• _Directions for this task_: Write out all the material exactly. Leave nothing out.

• _Input rows_:
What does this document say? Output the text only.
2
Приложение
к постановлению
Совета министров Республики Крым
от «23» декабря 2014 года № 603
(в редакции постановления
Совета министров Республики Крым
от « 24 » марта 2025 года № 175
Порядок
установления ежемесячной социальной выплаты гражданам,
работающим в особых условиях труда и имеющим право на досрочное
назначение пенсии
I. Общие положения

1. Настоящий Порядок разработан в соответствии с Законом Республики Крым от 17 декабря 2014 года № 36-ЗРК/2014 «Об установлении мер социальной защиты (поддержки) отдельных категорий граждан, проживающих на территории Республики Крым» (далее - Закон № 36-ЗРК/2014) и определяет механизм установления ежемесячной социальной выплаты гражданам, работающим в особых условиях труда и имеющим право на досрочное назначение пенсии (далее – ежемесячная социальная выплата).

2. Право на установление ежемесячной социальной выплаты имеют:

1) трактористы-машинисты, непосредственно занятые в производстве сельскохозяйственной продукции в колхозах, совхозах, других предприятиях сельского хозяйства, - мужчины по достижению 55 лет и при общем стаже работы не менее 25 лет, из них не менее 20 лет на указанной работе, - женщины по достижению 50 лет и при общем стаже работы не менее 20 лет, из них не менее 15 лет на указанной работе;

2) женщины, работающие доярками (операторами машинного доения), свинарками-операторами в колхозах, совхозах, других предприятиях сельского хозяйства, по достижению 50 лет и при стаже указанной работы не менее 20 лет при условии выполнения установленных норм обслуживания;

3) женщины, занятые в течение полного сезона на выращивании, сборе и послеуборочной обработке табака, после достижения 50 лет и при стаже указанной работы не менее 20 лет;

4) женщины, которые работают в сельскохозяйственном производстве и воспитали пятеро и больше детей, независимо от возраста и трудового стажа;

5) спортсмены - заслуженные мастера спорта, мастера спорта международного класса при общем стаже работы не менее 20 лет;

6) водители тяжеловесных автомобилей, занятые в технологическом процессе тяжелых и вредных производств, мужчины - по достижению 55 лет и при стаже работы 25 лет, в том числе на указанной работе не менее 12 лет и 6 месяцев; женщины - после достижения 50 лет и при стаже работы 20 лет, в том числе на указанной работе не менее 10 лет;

• _Completed task_:
What does this document say? Output the text only.
2
Приложение
к постановлению
Совета министров Республики Крым
от «23» декабря 2014 года № 603
(в редакции постановления
Совета министров Республики Крым
от « 24 » марта 2025 года № 175
Порядок
установления ежемесячной социальной выплаты гражданам,
работающим в особых условиях труда и имеющим право на досрочное
назначение пенсии
I. Общие положения

1. Настоящий Порядок разработан в соответствии с Законом Республики Крым от 17 декабря 2014 года № 36-ЗРК/2014 «Об установлении мер социальной защиты (поддержки) отдельных категорий граждан, проживающих на территории Республики Крым» (далее - Закон № 36-ЗРК/2014) и определяет механизм установления ежемесячной социальной выплаты гражданам, работающим в особых условиях труда и имеющим право на досрочное назначение пенсии (далее – ежемесячная социальная выплата).

2. Право на установление ежемесячной социальной выплаты имеют:

1) трактористы-машинисты, непосредственно занятые в производстве сельскохозяйственной продукции в колхозах, совхозах, других предприятиях сельского хозяйства, - мужчины по достижению 55 лет и при общем стаже работы не менее 25 лет, из них не менее 20 лет на указанной работе, - женщины по достижению 50 лет и при общем стаже работы не менее 20 лет, из них не менее 15 лет на указанной работе;

2) женщины, работающие доярками (операторами машинного доения), свинарками-операторами в колхозах, совхозах, других предприятиях сельского хозяйства, по достижению 50 лет и при стаже указанной работы не менее 20 лет при условии выполнения установленных норм обслуживания;

3) женщины, занятые в течение полного сезона на выращивании, сборе и послеуборочной обработке табака, после достижения 50 лет и при стаже указанной работы не менее 20 лет;

4) женщины, которые работают в сельскохозяйственном производстве и воспитали пятеро и больше детей, независимо от возраста и трудового стажа;

5) спортсмены - заслуженные мастера спорта, мастера спорта международного класса при общем стаже работы не менее 20 лет;

6) водители тяжеловесных автомобилей, занятые в технологическом процессе тяжелых и вредных производств, мужчины - по достижению 55 лет и при стаже работы 25 лет, в том числе на указанной работе не менее 12 лет и 6 месяцев; женщины - после достижения 50 лет и при стаже работы 20 лет, в том числе на указанной работе не менее 10 лет;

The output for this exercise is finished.